* _Goal of the exercise_: From the entries that follow, extract each line holding the string "group".
== == ==
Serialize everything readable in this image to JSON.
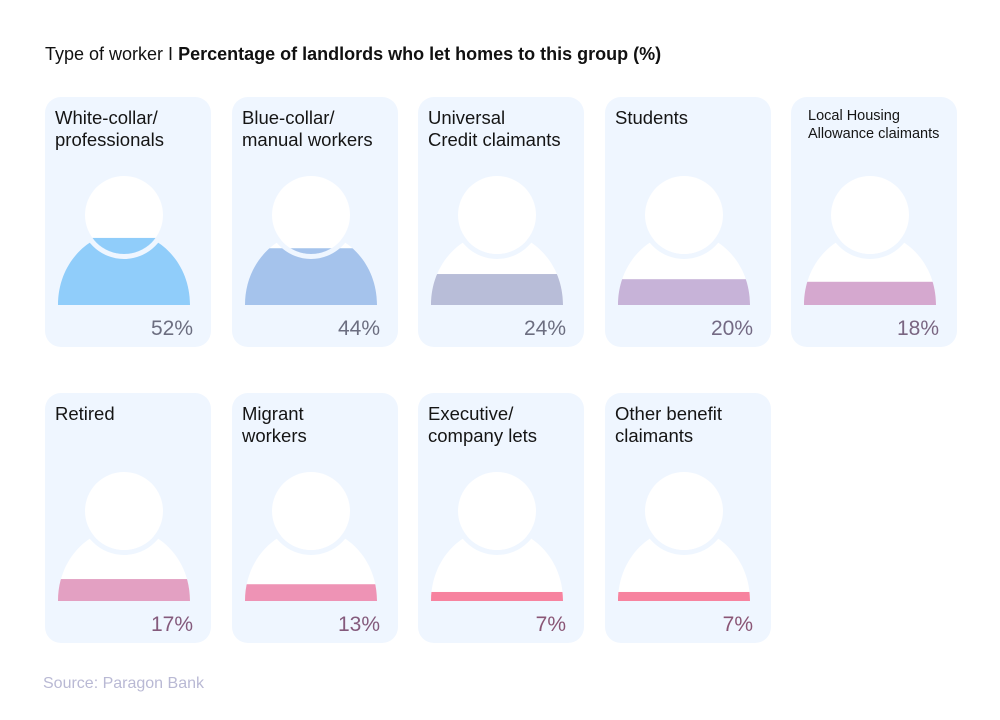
{
  "title": {
    "prefix": "Type of worker I ",
    "main": "Percentage of landlords who let homes to this group (%)"
  },
  "source": "Source: Paragon Bank",
  "chart_data": {
    "type": "pictogram",
    "title": "Type of worker I Percentage of landlords who let homes to this group (%)",
    "unit": "%",
    "categories": [
      {
        "label_lines": [
          "White-collar/",
          "professionals"
        ],
        "value": 52,
        "value_label": "52%",
        "color": "#90cdfa",
        "text_color": "#6c6e80"
      },
      {
        "label_lines": [
          "Blue-collar/",
          "manual workers"
        ],
        "value": 44,
        "value_label": "44%",
        "color": "#a5c3ec",
        "text_color": "#6c6e80"
      },
      {
        "label_lines": [
          "Universal",
          "Credit claimants"
        ],
        "value": 24,
        "value_label": "24%",
        "color": "#b8bdd8",
        "text_color": "#6c6e80"
      },
      {
        "label_lines": [
          "Students"
        ],
        "value": 20,
        "value_label": "20%",
        "color": "#c7b3d8",
        "text_color": "#746a84"
      },
      {
        "label_lines": [
          "Local Housing",
          "Allowance claimants"
        ],
        "value": 18,
        "value_label": "18%",
        "color": "#d5a8cf",
        "text_color": "#7a6682",
        "small": true
      },
      {
        "label_lines": [
          "Retired"
        ],
        "value": 17,
        "value_label": "17%",
        "color": "#e3a0c2",
        "text_color": "#845a7c"
      },
      {
        "label_lines": [
          "Migrant",
          "workers"
        ],
        "value": 13,
        "value_label": "13%",
        "color": "#ee93b5",
        "text_color": "#845a7c"
      },
      {
        "label_lines": [
          "Executive/",
          "company lets"
        ],
        "value": 7,
        "value_label": "7%",
        "color": "#f7839f",
        "text_color": "#8a5575"
      },
      {
        "label_lines": [
          "Other benefit",
          "claimants"
        ],
        "value": 7,
        "value_label": "7%",
        "color": "#f7839f",
        "text_color": "#8a5575"
      }
    ],
    "card_background": "#eff6ff"
  }
}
== == ==
* _Answer to the task_:
    "main": "Percentage of landlords who let homes to this group (%)"
    "title": "Type of worker I Percentage of landlords who let homes to this group (%)",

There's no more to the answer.